_WORK TO DO_.
Count the lines below that include the word "name" and write that number alone.

_GIVEN RECORDS_.

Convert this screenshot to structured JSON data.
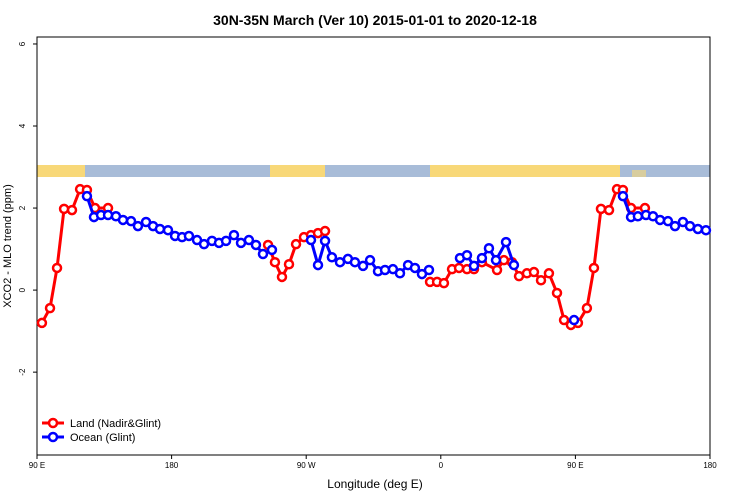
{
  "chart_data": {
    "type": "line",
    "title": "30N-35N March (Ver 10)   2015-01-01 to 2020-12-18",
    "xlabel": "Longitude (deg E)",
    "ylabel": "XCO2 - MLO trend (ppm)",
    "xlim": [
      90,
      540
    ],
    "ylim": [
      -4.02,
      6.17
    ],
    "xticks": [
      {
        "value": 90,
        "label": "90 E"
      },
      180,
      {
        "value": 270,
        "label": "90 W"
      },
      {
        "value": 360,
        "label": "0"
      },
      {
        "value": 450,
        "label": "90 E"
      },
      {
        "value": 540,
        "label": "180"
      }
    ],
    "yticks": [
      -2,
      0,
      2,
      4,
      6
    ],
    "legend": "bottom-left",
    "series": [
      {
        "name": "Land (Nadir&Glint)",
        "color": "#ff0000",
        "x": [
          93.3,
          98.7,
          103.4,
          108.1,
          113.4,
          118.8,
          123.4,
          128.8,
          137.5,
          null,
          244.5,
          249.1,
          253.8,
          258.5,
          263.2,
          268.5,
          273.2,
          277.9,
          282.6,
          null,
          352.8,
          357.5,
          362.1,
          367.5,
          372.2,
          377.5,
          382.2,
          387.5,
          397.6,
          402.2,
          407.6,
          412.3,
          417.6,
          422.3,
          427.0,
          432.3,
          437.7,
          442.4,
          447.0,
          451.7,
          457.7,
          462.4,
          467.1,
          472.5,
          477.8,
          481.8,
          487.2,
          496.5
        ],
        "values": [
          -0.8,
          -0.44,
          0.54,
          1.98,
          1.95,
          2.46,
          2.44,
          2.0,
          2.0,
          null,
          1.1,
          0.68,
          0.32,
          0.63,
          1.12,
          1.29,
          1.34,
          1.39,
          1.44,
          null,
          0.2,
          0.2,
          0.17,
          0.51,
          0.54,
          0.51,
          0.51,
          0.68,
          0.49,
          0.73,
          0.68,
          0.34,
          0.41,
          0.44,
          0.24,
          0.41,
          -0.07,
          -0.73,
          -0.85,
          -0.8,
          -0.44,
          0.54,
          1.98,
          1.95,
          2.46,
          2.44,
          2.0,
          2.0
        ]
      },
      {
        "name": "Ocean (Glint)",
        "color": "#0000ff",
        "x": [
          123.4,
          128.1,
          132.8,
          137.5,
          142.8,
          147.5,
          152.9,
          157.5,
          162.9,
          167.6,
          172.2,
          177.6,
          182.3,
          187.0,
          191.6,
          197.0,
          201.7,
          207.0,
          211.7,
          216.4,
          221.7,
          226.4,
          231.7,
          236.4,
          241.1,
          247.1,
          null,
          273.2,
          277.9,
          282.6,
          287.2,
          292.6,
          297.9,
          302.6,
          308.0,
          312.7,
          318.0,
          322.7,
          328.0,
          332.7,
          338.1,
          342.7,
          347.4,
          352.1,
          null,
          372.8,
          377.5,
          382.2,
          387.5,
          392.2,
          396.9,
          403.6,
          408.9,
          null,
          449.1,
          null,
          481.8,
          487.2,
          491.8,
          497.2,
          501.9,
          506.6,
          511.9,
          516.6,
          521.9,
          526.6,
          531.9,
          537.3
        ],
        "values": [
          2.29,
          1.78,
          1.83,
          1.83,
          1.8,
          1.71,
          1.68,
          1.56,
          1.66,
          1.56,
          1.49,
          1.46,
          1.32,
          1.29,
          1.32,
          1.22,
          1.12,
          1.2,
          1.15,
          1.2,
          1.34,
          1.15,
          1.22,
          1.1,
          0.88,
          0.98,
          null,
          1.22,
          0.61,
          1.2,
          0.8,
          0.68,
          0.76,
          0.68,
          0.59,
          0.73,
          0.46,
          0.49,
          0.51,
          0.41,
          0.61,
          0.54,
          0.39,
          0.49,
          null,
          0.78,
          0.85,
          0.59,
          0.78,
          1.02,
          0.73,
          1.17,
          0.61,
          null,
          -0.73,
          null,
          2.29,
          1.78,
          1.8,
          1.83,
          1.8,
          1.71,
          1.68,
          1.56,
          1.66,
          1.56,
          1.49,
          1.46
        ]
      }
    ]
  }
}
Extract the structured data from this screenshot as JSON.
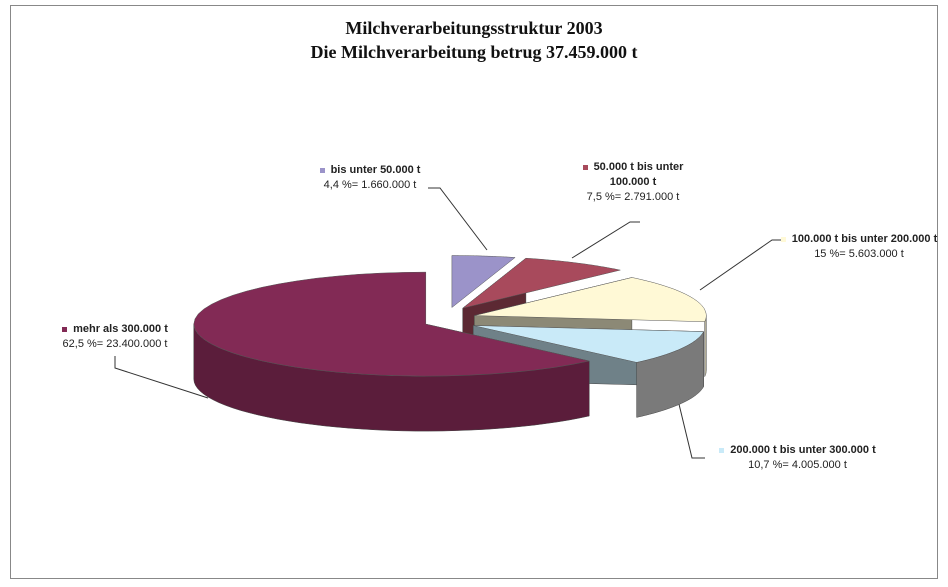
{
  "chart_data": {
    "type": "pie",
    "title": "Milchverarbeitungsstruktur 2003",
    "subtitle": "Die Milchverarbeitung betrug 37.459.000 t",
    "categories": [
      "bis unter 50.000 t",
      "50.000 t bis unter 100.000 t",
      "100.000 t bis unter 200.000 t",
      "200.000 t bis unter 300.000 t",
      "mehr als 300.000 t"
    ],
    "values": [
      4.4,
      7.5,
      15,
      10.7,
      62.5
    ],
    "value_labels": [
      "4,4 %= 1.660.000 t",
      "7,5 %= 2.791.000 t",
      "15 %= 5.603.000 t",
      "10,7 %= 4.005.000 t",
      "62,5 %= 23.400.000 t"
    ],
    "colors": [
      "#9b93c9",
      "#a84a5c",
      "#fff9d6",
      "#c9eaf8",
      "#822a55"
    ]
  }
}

_FINAL ANSWER_.
2